● **TASK REQUIREMENTS**:
Locate all lines in the data below that hold "Kick" and show them.

● **RECORDS SUPPLIED**:
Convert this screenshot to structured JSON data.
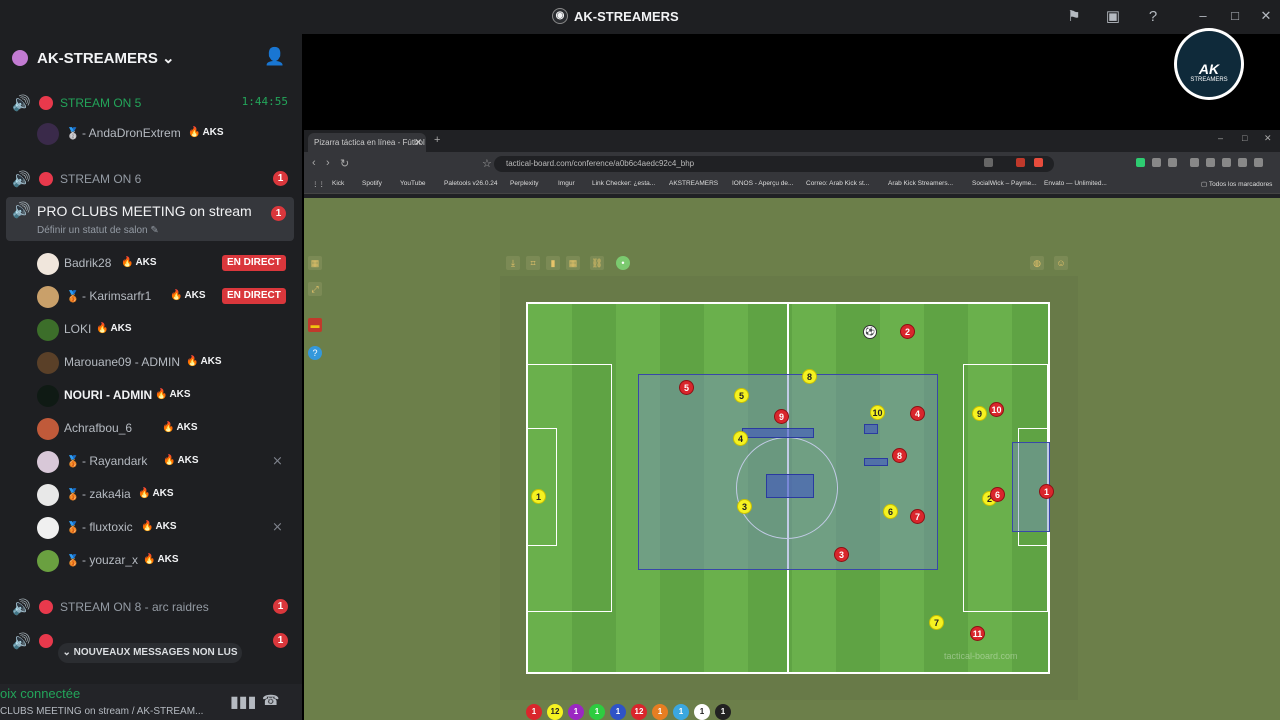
{
  "window": {
    "title": "AK-STREAMERS",
    "logo_icon": "ak-logo-icon"
  },
  "server": {
    "name": "AK-STREAMERS"
  },
  "channels": {
    "stream5": {
      "label": "STREAM ON 5",
      "time": "1:44:55"
    },
    "stream6": {
      "label": "STREAM ON 6",
      "badge": "1"
    },
    "active": {
      "title": "PRO CLUBS MEETING on stream",
      "status": "Définir un statut de salon",
      "badge": "1"
    },
    "stream8": {
      "label": "STREAM ON 8 - arc raidres",
      "badge": "1"
    },
    "stream9": {
      "badge": "1"
    }
  },
  "stream5_member": {
    "name": "- AndaDronExtrem",
    "tag": "AKS"
  },
  "members": [
    {
      "name": "Badrik28",
      "tag": "AKS",
      "live": "EN DIRECT",
      "avatar_color": "#f0e6dc"
    },
    {
      "name": "- Karimsarfr1",
      "tag": "AKS",
      "live": "EN DIRECT",
      "avatar_color": "#c9a06a"
    },
    {
      "name": "LOKI",
      "tag": "AKS",
      "avatar_color": "#3c6e2a"
    },
    {
      "name": "Marouane09 - ADMIN",
      "tag": "AKS",
      "avatar_color": "#5a4028"
    },
    {
      "name": "NOURI - ADMIN",
      "tag": "AKS",
      "avatar_color": "#0f1a14"
    },
    {
      "name": "Achrafbou_6",
      "tag": "AKS",
      "avatar_color": "#c05a3a"
    },
    {
      "name": "- Rayandark",
      "tag": "AKS",
      "avatar_color": "#d8c8d8"
    },
    {
      "name": "- zaka4ia",
      "tag": "AKS",
      "avatar_color": "#e8e8e8"
    },
    {
      "name": "- fluxtoxic",
      "tag": "AKS",
      "avatar_color": "#f0f0f0"
    },
    {
      "name": "- youzar_x",
      "tag": "AKS",
      "avatar_color": "#6aa040"
    }
  ],
  "new_messages": "NOUVEAUX MESSAGES NON LUS",
  "voice": {
    "status": "oix connectée",
    "channel": "CLUBS MEETING on stream / AK-STREAM..."
  },
  "brand": {
    "ak": "AK",
    "sub": "STREAMERS"
  },
  "browser": {
    "tab_title": "Pizarra táctica en línea - Fútbol",
    "url": "tactical-board.com/conference/a0b6c4aedc92c4_bhp",
    "bookmarks": [
      "Kick",
      "Spotify",
      "YouTube",
      "Paletools v26.0.24",
      "Perplexity",
      "Imgur",
      "Link Checker: ¿esta...",
      "AKSTREAMERS",
      "IONOS - Aperçu de...",
      "Correo: Arab Kick st...",
      "Arab Kick Streamers...",
      "SocialWick – Payme...",
      "Envato — Unlimited..."
    ],
    "bookmarks_all": "Todos los marcadores"
  },
  "board": {
    "watermark": "tactical-board.com",
    "yellow_players": [
      "1",
      "2",
      "3",
      "4",
      "5",
      "6",
      "7",
      "8",
      "9",
      "10"
    ],
    "red_players": [
      "1",
      "2",
      "3",
      "4",
      "5",
      "6",
      "7",
      "8",
      "9",
      "10",
      "11"
    ],
    "palette": [
      "1",
      "12",
      "1",
      "1",
      "1",
      "12",
      "1",
      "1",
      "1",
      "1"
    ]
  }
}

● **RESULT BELOW**:
      "Kick",
      "Correo: Arab Kick st...",
      "Arab Kick Streamers...",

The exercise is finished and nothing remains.